> [MATERIAL]:

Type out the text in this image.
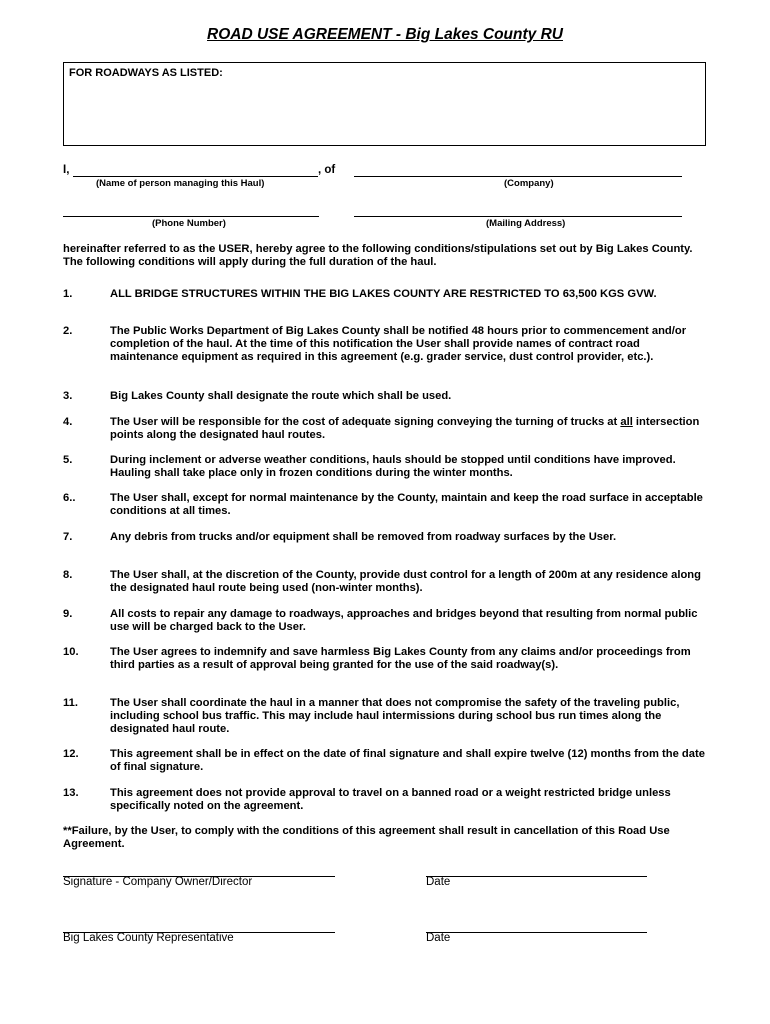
ROAD USE AGREEMENT - Big Lakes County RU
FOR ROADWAYS AS LISTED:
I,	, of
(Name of person managing this Haul)	(Company)
(Phone Number)	(Mailing Address)
hereinafter referred to as the USER, hereby agree to the following conditions/stipulations set out by Big Lakes County. The following conditions will apply during the full duration of the haul.
1.	ALL BRIDGE STRUCTURES WITHIN THE BIG LAKES COUNTY ARE RESTRICTED TO 63,500 KGS GVW.
2.	The Public Works Department of Big Lakes County shall be notified 48 hours prior to commencement and/or completion of the haul. At the time of this notification the User shall provide names of contract road maintenance equipment as required in this agreement (e.g. grader service, dust control provider, etc.).
3.	Big Lakes County shall designate the route which shall be used.
4.	The User will be responsible for the cost of adequate signing conveying the turning of trucks at all intersection points along the designated haul routes.
5.	During inclement or adverse weather conditions, hauls should be stopped until conditions have improved. Hauling shall take place only in frozen conditions during the winter months.
6..	The User shall, except for normal maintenance by the County, maintain and keep the road surface in acceptable conditions at all times.
7.	Any debris from trucks and/or equipment shall be removed from roadway surfaces by the User.
8.	The User shall, at the discretion of the County, provide dust control for a length of 200m at any residence along the designated haul route being used (non-winter months).
9.	All costs to repair any damage to roadways, approaches and bridges beyond that resulting from normal public use will be charged back to the User.
10.	The User agrees to indemnify and save harmless Big Lakes County from any claims and/or proceedings from third parties as a result of approval being granted for the use of the said roadway(s).
11.	The User shall coordinate the haul in a manner that does not compromise the safety of the traveling public, including school bus traffic. This may include haul intermissions during school bus run times along the designated haul route.
12.	This agreement shall be in effect on the date of final signature and shall expire twelve (12) months from the date of final signature.
13.	This agreement does not provide approval to travel on a banned road or a weight restricted bridge unless specifically noted on the agreement.
**Failure, by the User, to comply with the conditions of this agreement shall result in cancellation of this Road Use Agreement.
Signature - Company Owner/Director	Date
Big Lakes County Representative	Date
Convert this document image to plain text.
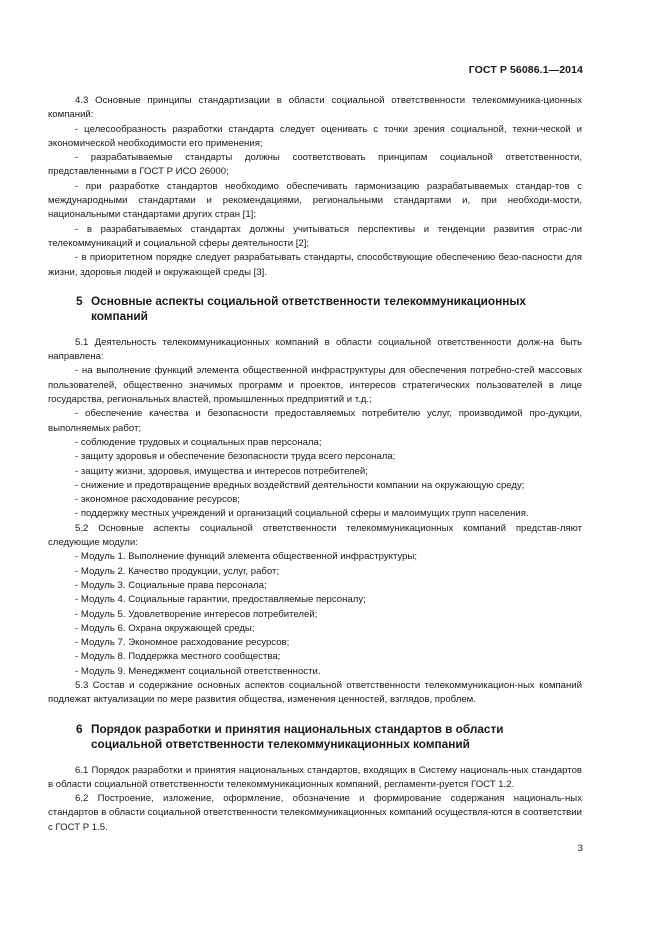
ГОСТ Р 56086.1—2014

4.3 Основные принципы стандартизации в области социальной ответственности телекоммуника-ционных компаний:

- целесообразность разработки стандарта следует оценивать с точки зрения социальной, техни-ческой и экономической необходимости его применения;

- разрабатываемые стандарты должны соответствовать принципам социальной ответственности, представленными в ГОСТ Р ИСО 26000;

- при разработке стандартов необходимо обеспечивать гармонизацию разрабатываемых стандар-тов с международными стандартами и рекомендациями, региональными стандартами и, при необходи-мости, национальными стандартами других стран [1];

- в разрабатываемых стандартах должны учитываться перспективы и тенденции развития отрас-ли телекоммуникаций и социальной сферы деятельности [2];

- в приоритетном порядке следует разрабатывать стандарты, способствующие обеспечению безо-пасности для жизни, здоровья людей и окружающей среды [3].

5 Основные аспекты социальной ответственности телекоммуникационных
компаний

5.1 Деятельность телекоммуникационных компаний в области социальной ответственности долж-на быть направлена:

- на выполнение функций элемента общественной инфраструктуры для обеспечения потребно-стей массовых пользователей, общественно значимых программ и проектов, интересов стратегических пользователей в лице государства, региональных властей, промышленных предприятий и т.д.;

- обеспечение качества и безопасности предоставляемых потребителю услуг, производимой про-дукции, выполняемых работ;

- соблюдение трудовых и социальных прав персонала;

- защиту здоровья и обеспечение безопасности труда всего персонала;

- защиту жизни, здоровья, имущества и интересов потребителей;

- снижение и предотвращение вредных воздействий деятельности компании на окружающую среду;

- экономное расходование ресурсов;

- поддержку местных учреждений и организаций социальной сферы и малоимущих групп населения.

5.2 Основные аспекты социальной ответственности телекоммуникационных компаний представ-ляют следующие модули:

- Модуль 1. Выполнение функций элемента общественной инфраструктуры;

- Модуль 2. Качество продукции, услуг, работ;

- Модуль 3. Социальные права персонала;

- Модуль 4. Социальные гарантии, предоставляемые персоналу;

- Модуль 5. Удовлетворение интересов потребителей;

- Модуль 6. Охрана окружающей среды;

- Модуль 7. Экономное расходование ресурсов;

- Модуль 8. Поддержка местного сообщества;

- Модуль 9. Менеджмент социальной ответственности.

5.3 Состав и содержание основных аспектов социальной ответственности телекоммуникацион-ных компаний подлежат актуализации по мере развития общества, изменения ценностей, взглядов, проблем.

6 Порядок разработки и принятия национальных стандартов в области
социальной ответственности телекоммуникационных компаний

6.1 Порядок разработки и принятия национальных стандартов, входящих в Систему националь-ных стандартов в области социальной ответственности телекоммуникационных компаний, регламенти-руется ГОСТ 1.2.

6.2 Построение, изложение, оформление, обозначение и формирование содержания националь-ных стандартов в области социальной ответственности телекоммуникационных компаний осуществля-ются в соответствии с ГОСТ Р 1.5.

3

> [SHORT TASK]:
Output all of the data exactly as it stands, minus any images.

> [EXERCISE SOLUTION]:
Type out the text in this image.
ROAD USE AGREEMENT - Big Lakes County RU
FOR ROADWAYS AS LISTED:
I,	, of
(Name of person managing this Haul)	(Company)
(Phone Number)	(Mailing Address)
hereinafter referred to as the USER, hereby agree to the following conditions/stipulations set out by Big Lakes County. The following conditions will apply during the full duration of the haul.
1.	ALL BRIDGE STRUCTURES WITHIN THE BIG LAKES COUNTY ARE RESTRICTED TO 63,500 KGS GVW.
2.	The Public Works Department of Big Lakes County shall be notified 48 hours prior to commencement and/or completion of the haul. At the time of this notification the User shall provide names of contract road maintenance equipment as required in this agreement (e.g. grader service, dust control provider, etc.).
3.	Big Lakes County shall designate the route which shall be used.
4.	The User will be responsible for the cost of adequate signing conveying the turning of trucks at all intersection points along the designated haul routes.
5.	During inclement or adverse weather conditions, hauls should be stopped until conditions have improved. Hauling shall take place only in frozen conditions during the winter months.
6..	The User shall, except for normal maintenance by the County, maintain and keep the road surface in acceptable conditions at all times.
7.	Any debris from trucks and/or equipment shall be removed from roadway surfaces by the User.
8.	The User shall, at the discretion of the County, provide dust control for a length of 200m at any residence along the designated haul route being used (non-winter months).
9.	All costs to repair any damage to roadways, approaches and bridges beyond that resulting from normal public use will be charged back to the User.
10.	The User agrees to indemnify and save harmless Big Lakes County from any claims and/or proceedings from third parties as a result of approval being granted for the use of the said roadway(s).
11.	The User shall coordinate the haul in a manner that does not compromise the safety of the traveling public, including school bus traffic. This may include haul intermissions during school bus run times along the designated haul route.
12.	This agreement shall be in effect on the date of final signature and shall expire twelve (12) months from the date of final signature.
13.	This agreement does not provide approval to travel on a banned road or a weight restricted bridge unless specifically noted on the agreement.
**Failure, by the User, to comply with the conditions of this agreement shall result in cancellation of this Road Use Agreement.
Signature - Company Owner/Director	Date
Big Lakes County Representative	Date
Convert this document image to plain text.
ГОСТ Р 56086.1—2014

4.3 Основные принципы стандартизации в области социальной ответственности телекоммуника-ционных компаний:

- целесообразность разработки стандарта следует оценивать с точки зрения социальной, техни-ческой и экономической необходимости его применения;

- разрабатываемые стандарты должны соответствовать принципам социальной ответственности, представленными в ГОСТ Р ИСО 26000;

- при разработке стандартов необходимо обеспечивать гармонизацию разрабатываемых стандар-тов с международными стандартами и рекомендациями, региональными стандартами и, при необходи-мости, национальными стандартами других стран [1];

- в разрабатываемых стандартах должны учитываться перспективы и тенденции развития отрас-ли телекоммуникаций и социальной сферы деятельности [2];

- в приоритетном порядке следует разрабатывать стандарты, способствующие обеспечению безо-пасности для жизни, здоровья людей и окружающей среды [3].

5 Основные аспекты социальной ответственности телекоммуникационных
компаний

5.1 Деятельность телекоммуникационных компаний в области социальной ответственности долж-на быть направлена:

- на выполнение функций элемента общественной инфраструктуры для обеспечения потребно-стей массовых пользователей, общественно значимых программ и проектов, интересов стратегических пользователей в лице государства, региональных властей, промышленных предприятий и т.д.;

- обеспечение качества и безопасности предоставляемых потребителю услуг, производимой про-дукции, выполняемых работ;

- соблюдение трудовых и социальных прав персонала;

- защиту здоровья и обеспечение безопасности труда всего персонала;

- защиту жизни, здоровья, имущества и интересов потребителей;

- снижение и предотвращение вредных воздействий деятельности компании на окружающую среду;

- экономное расходование ресурсов;

- поддержку местных учреждений и организаций социальной сферы и малоимущих групп населения.

5.2 Основные аспекты социальной ответственности телекоммуникационных компаний представ-ляют следующие модули:

- Модуль 1. Выполнение функций элемента общественной инфраструктуры;

- Модуль 2. Качество продукции, услуг, работ;

- Модуль 3. Социальные права персонала;

- Модуль 4. Социальные гарантии, предоставляемые персоналу;

- Модуль 5. Удовлетворение интересов потребителей;

- Модуль 6. Охрана окружающей среды;

- Модуль 7. Экономное расходование ресурсов;

- Модуль 8. Поддержка местного сообщества;

- Модуль 9. Менеджмент социальной ответственности.

5.3 Состав и содержание основных аспектов социальной ответственности телекоммуникацион-ных компаний подлежат актуализации по мере развития общества, изменения ценностей, взглядов, проблем.

6 Порядок разработки и принятия национальных стандартов в области
социальной ответственности телекоммуникационных компаний

6.1 Порядок разработки и принятия национальных стандартов, входящих в Систему националь-ных стандартов в области социальной ответственности телекоммуникационных компаний, регламенти-руется ГОСТ 1.2.

6.2 Построение, изложение, оформление, обозначение и формирование содержания националь-ных стандартов в области социальной ответственности телекоммуникационных компаний осуществля-ются в соответствии с ГОСТ Р 1.5.

3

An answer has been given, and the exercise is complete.